**STATED EXERCISE:** Reproduce the entries in full, with no changes.

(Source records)
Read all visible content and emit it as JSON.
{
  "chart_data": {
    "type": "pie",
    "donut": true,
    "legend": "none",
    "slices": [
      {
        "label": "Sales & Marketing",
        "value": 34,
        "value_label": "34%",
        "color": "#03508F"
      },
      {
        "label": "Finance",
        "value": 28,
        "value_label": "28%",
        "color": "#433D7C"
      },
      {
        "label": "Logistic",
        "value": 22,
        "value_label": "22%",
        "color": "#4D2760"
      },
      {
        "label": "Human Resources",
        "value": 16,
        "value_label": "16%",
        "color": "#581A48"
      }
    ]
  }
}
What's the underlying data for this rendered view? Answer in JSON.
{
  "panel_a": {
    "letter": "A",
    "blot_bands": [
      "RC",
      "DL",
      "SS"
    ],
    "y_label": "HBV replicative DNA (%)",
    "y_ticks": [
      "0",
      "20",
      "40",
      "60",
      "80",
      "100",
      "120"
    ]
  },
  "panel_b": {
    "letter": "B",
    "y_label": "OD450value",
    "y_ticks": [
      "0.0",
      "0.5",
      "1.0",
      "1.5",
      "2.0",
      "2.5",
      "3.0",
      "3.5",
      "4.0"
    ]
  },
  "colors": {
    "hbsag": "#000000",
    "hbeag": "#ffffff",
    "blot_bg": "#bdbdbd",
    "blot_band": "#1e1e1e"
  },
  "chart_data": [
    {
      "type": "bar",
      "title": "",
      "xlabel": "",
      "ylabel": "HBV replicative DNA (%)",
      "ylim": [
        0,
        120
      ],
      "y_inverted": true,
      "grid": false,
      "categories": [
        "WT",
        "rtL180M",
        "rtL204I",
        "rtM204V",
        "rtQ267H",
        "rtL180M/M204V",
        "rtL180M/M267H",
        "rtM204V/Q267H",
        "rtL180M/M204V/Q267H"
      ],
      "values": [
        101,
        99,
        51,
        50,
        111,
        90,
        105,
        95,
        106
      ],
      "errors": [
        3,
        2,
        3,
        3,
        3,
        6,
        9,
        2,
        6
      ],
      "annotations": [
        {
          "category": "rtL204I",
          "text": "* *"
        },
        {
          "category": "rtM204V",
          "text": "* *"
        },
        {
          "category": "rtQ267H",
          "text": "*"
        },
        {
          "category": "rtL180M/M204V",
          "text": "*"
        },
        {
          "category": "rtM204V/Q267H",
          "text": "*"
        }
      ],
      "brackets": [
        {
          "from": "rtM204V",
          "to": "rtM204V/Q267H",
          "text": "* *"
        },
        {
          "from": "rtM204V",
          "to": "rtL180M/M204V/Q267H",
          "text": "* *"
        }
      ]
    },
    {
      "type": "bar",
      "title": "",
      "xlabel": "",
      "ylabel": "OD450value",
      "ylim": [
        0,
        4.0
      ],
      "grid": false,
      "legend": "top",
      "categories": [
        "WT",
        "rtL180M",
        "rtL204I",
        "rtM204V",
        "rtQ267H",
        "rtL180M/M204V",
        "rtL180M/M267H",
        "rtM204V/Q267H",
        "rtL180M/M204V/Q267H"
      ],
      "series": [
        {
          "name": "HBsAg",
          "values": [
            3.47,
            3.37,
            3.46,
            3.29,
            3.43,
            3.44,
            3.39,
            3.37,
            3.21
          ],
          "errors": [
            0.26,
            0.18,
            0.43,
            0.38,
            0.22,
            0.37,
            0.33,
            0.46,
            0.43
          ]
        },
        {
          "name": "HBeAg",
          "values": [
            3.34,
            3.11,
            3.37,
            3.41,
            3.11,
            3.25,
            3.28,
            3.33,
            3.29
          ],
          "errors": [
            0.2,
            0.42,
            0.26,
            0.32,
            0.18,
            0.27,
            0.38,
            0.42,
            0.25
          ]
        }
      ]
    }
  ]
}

**RESULT FOR THIS EXERCISE:**
Read all visible content and emit it as JSON.
{
  "chart_data": {
    "type": "pie",
    "donut": true,
    "legend": "none",
    "slices": [
      {
        "label": "Sales & Marketing",
        "value": 34,
        "value_label": "34%",
        "color": "#03508F"
      },
      {
        "label": "Finance",
        "value": 28,
        "value_label": "28%",
        "color": "#433D7C"
      },
      {
        "label": "Logistic",
        "value": 22,
        "value_label": "22%",
        "color": "#4D2760"
      },
      {
        "label": "Human Resources",
        "value": 16,
        "value_label": "16%",
        "color": "#581A48"
      }
    ]
  }
}
What's the underlying data for this rendered view? Answer in JSON.
{
  "panel_a": {
    "letter": "A",
    "blot_bands": [
      "RC",
      "DL",
      "SS"
    ],
    "y_label": "HBV replicative DNA (%)",
    "y_ticks": [
      "0",
      "20",
      "40",
      "60",
      "80",
      "100",
      "120"
    ]
  },
  "panel_b": {
    "letter": "B",
    "y_label": "OD450value",
    "y_ticks": [
      "0.0",
      "0.5",
      "1.0",
      "1.5",
      "2.0",
      "2.5",
      "3.0",
      "3.5",
      "4.0"
    ]
  },
  "colors": {
    "hbsag": "#000000",
    "hbeag": "#ffffff",
    "blot_bg": "#bdbdbd",
    "blot_band": "#1e1e1e"
  },
  "chart_data": [
    {
      "type": "bar",
      "title": "",
      "xlabel": "",
      "ylabel": "HBV replicative DNA (%)",
      "ylim": [
        0,
        120
      ],
      "y_inverted": true,
      "grid": false,
      "categories": [
        "WT",
        "rtL180M",
        "rtL204I",
        "rtM204V",
        "rtQ267H",
        "rtL180M/M204V",
        "rtL180M/M267H",
        "rtM204V/Q267H",
        "rtL180M/M204V/Q267H"
      ],
      "values": [
        101,
        99,
        51,
        50,
        111,
        90,
        105,
        95,
        106
      ],
      "errors": [
        3,
        2,
        3,
        3,
        3,
        6,
        9,
        2,
        6
      ],
      "annotations": [
        {
          "category": "rtL204I",
          "text": "* *"
        },
        {
          "category": "rtM204V",
          "text": "* *"
        },
        {
          "category": "rtQ267H",
          "text": "*"
        },
        {
          "category": "rtL180M/M204V",
          "text": "*"
        },
        {
          "category": "rtM204V/Q267H",
          "text": "*"
        }
      ],
      "brackets": [
        {
          "from": "rtM204V",
          "to": "rtM204V/Q267H",
          "text": "* *"
        },
        {
          "from": "rtM204V",
          "to": "rtL180M/M204V/Q267H",
          "text": "* *"
        }
      ]
    },
    {
      "type": "bar",
      "title": "",
      "xlabel": "",
      "ylabel": "OD450value",
      "ylim": [
        0,
        4.0
      ],
      "grid": false,
      "legend": "top",
      "categories": [
        "WT",
        "rtL180M",
        "rtL204I",
        "rtM204V",
        "rtQ267H",
        "rtL180M/M204V",
        "rtL180M/M267H",
        "rtM204V/Q267H",
        "rtL180M/M204V/Q267H"
      ],
      "series": [
        {
          "name": "HBsAg",
          "values": [
            3.47,
            3.37,
            3.46,
            3.29,
            3.43,
            3.44,
            3.39,
            3.37,
            3.21
          ],
          "errors": [
            0.26,
            0.18,
            0.43,
            0.38,
            0.22,
            0.37,
            0.33,
            0.46,
            0.43
          ]
        },
        {
          "name": "HBeAg",
          "values": [
            3.34,
            3.11,
            3.37,
            3.41,
            3.11,
            3.25,
            3.28,
            3.33,
            3.29
          ],
          "errors": [
            0.2,
            0.42,
            0.26,
            0.32,
            0.18,
            0.27,
            0.38,
            0.42,
            0.25
          ]
        }
      ]
    }
  ]
}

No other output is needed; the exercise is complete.